--- Start ---
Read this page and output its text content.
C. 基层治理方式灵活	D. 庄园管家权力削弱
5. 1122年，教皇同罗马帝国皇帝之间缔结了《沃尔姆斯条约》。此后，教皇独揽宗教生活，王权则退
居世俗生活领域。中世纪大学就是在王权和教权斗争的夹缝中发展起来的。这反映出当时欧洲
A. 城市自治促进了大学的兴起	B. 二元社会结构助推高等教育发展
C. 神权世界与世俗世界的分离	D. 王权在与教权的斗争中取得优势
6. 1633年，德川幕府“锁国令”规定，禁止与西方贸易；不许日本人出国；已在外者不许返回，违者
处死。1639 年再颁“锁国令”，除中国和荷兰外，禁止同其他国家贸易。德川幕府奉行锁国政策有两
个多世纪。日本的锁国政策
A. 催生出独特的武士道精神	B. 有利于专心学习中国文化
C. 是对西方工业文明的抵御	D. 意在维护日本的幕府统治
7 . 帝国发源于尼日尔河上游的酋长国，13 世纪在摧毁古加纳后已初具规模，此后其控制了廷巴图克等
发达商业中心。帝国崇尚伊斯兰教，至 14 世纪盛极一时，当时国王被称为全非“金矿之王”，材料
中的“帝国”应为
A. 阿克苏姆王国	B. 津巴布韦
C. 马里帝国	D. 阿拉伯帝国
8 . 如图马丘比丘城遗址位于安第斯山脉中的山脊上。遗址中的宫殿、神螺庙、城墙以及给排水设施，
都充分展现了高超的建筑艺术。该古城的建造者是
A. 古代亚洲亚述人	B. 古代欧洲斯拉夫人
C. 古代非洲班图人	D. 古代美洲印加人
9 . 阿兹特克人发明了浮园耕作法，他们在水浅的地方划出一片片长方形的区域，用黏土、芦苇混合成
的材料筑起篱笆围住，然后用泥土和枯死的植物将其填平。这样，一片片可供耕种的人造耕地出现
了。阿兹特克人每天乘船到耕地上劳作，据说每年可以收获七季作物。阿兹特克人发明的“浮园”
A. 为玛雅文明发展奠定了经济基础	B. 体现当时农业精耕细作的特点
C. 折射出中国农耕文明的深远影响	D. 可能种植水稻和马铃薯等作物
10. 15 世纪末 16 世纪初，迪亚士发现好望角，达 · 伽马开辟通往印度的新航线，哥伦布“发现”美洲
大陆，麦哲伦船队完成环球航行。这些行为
--- End ---
--- Start ---
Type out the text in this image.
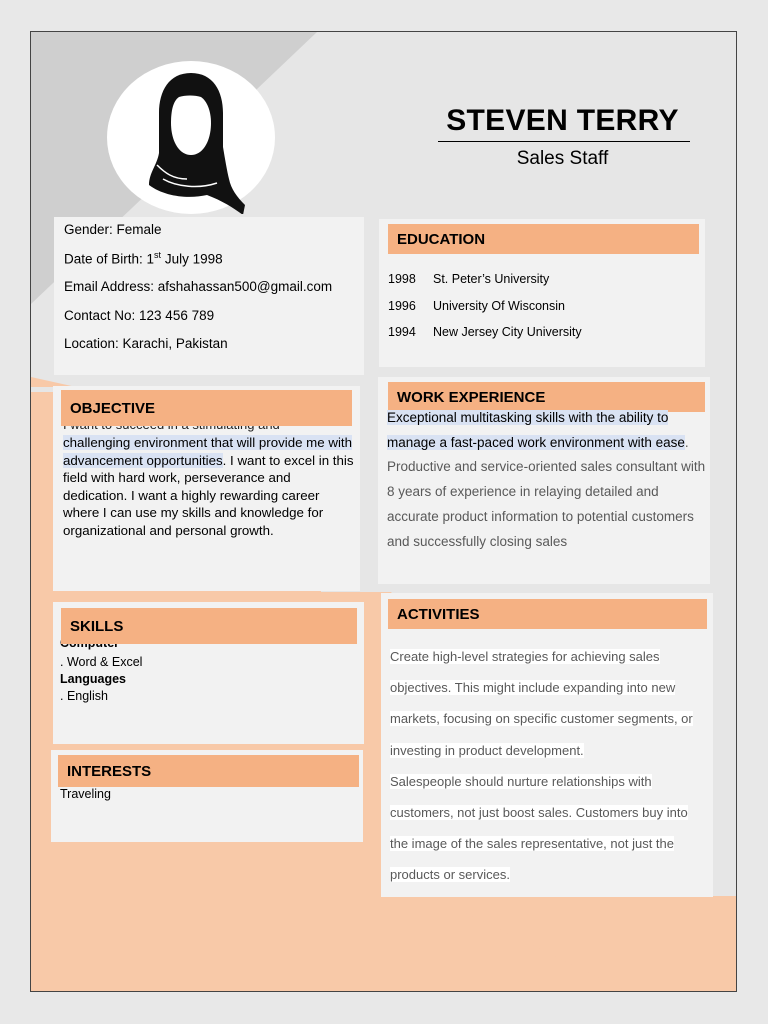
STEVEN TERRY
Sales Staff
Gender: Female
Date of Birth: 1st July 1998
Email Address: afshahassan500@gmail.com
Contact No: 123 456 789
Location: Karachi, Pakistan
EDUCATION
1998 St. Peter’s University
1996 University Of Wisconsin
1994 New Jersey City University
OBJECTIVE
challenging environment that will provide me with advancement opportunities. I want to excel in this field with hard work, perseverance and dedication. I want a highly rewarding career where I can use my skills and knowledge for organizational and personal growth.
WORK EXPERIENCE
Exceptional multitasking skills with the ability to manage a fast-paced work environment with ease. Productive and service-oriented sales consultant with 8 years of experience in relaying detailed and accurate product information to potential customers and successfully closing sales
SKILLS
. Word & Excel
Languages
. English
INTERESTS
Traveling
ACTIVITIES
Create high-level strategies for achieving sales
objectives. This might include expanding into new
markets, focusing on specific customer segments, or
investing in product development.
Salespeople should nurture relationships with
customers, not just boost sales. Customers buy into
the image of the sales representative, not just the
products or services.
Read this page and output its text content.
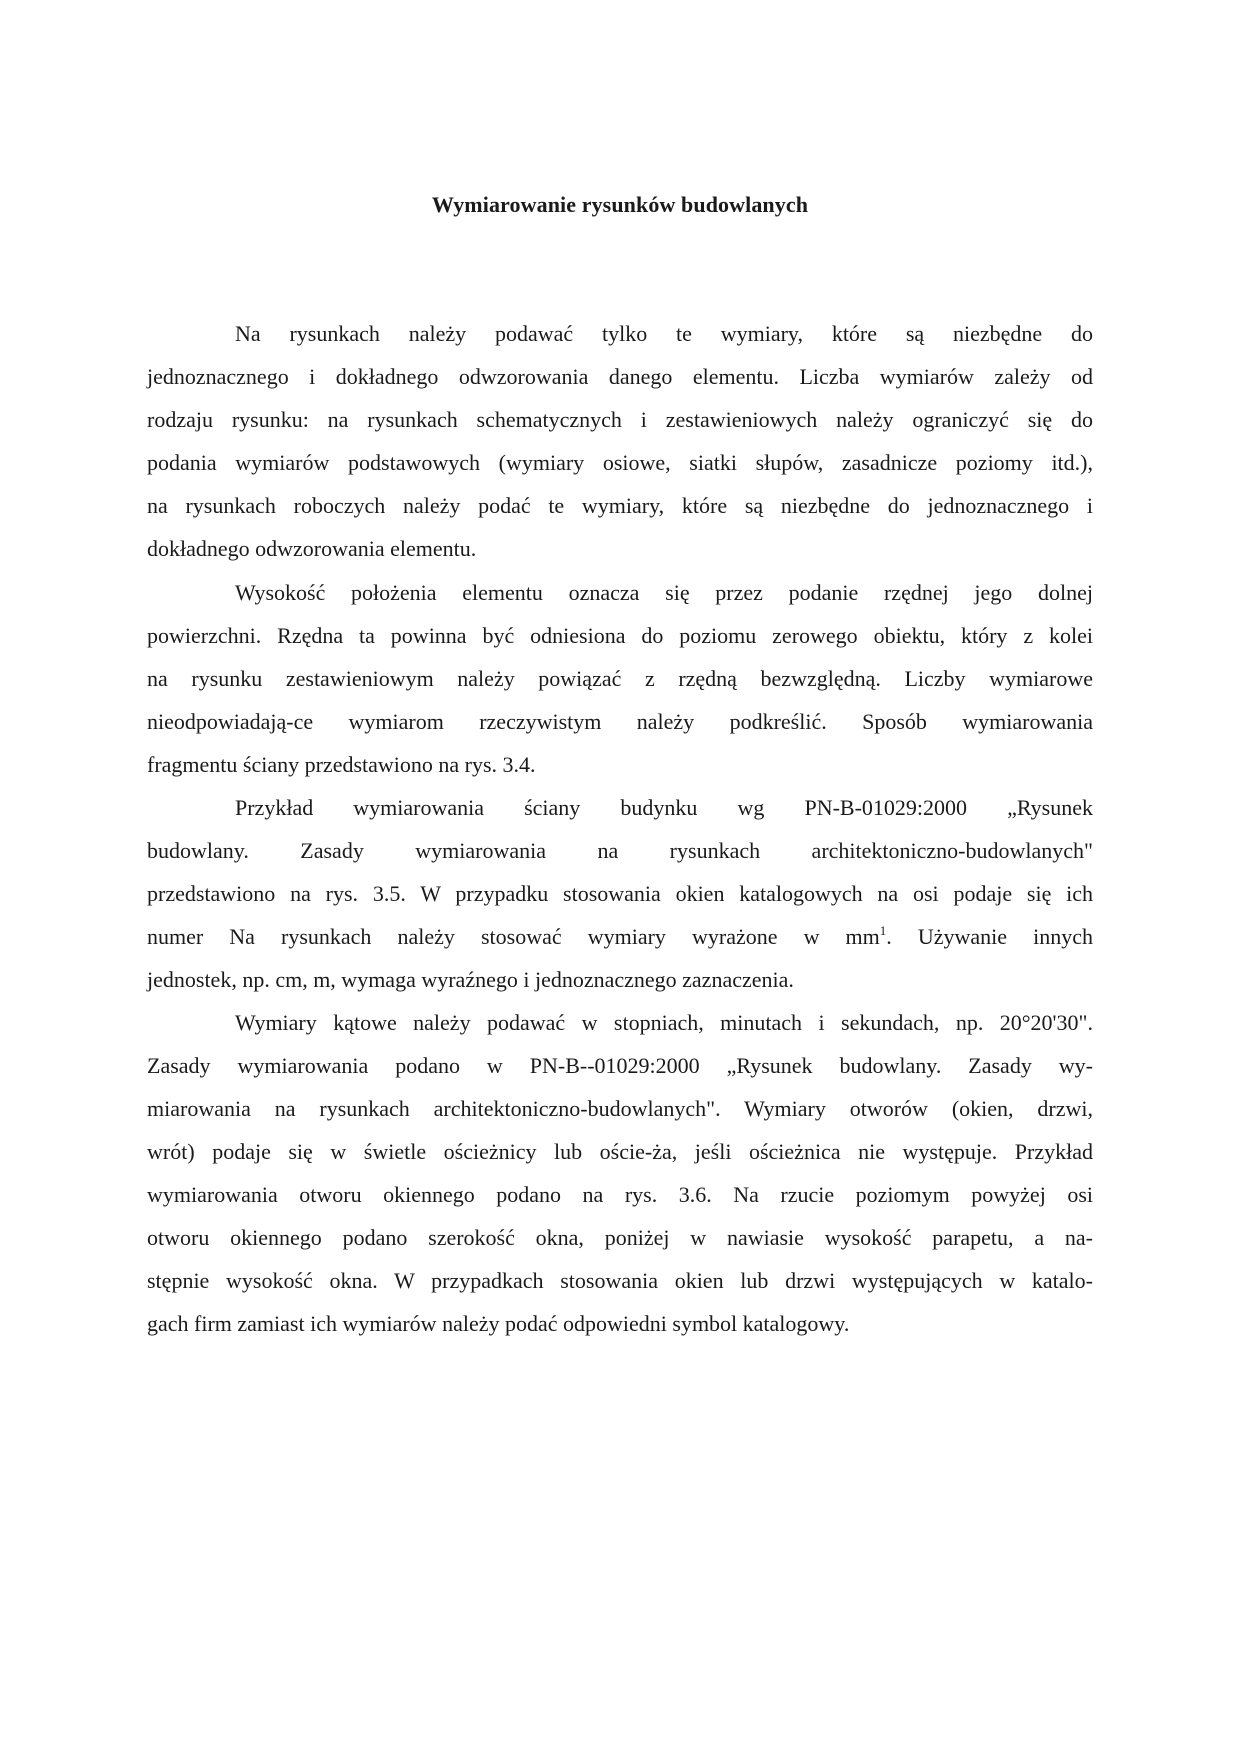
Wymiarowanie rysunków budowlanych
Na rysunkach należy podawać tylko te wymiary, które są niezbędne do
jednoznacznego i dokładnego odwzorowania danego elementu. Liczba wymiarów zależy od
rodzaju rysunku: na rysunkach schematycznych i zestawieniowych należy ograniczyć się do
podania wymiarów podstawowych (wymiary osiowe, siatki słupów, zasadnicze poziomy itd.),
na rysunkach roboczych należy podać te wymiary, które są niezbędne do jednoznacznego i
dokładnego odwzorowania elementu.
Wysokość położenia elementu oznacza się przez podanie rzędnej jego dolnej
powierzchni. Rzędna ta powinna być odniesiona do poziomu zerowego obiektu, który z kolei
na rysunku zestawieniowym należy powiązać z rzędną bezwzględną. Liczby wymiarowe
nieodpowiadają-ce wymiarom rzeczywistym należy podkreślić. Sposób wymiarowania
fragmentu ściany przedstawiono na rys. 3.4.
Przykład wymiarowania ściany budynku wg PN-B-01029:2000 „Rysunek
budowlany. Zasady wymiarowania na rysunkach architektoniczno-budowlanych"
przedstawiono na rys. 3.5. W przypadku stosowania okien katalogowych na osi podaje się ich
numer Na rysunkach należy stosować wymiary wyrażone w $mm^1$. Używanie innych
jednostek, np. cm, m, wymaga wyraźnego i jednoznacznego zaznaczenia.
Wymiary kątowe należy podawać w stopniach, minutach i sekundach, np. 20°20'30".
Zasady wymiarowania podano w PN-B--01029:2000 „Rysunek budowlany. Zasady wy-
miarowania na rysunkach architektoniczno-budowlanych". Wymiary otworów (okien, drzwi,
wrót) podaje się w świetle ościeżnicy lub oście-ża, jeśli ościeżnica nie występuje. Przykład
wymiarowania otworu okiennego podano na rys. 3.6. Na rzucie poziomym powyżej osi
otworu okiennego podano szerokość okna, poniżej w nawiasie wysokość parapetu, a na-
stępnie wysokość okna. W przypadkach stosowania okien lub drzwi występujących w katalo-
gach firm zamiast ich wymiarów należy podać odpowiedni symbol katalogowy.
--- End ---
**Directions**.
Check each line above for the word "architektoniczno" and copy the ones that have it.

**Solution to the problem**.
budowlany. Zasady wymiarowania na rysunkach architektoniczno-budowlanych"
miarowania na rysunkach architektoniczno-budowlanych". Wymiary otworów (okien, drzwi,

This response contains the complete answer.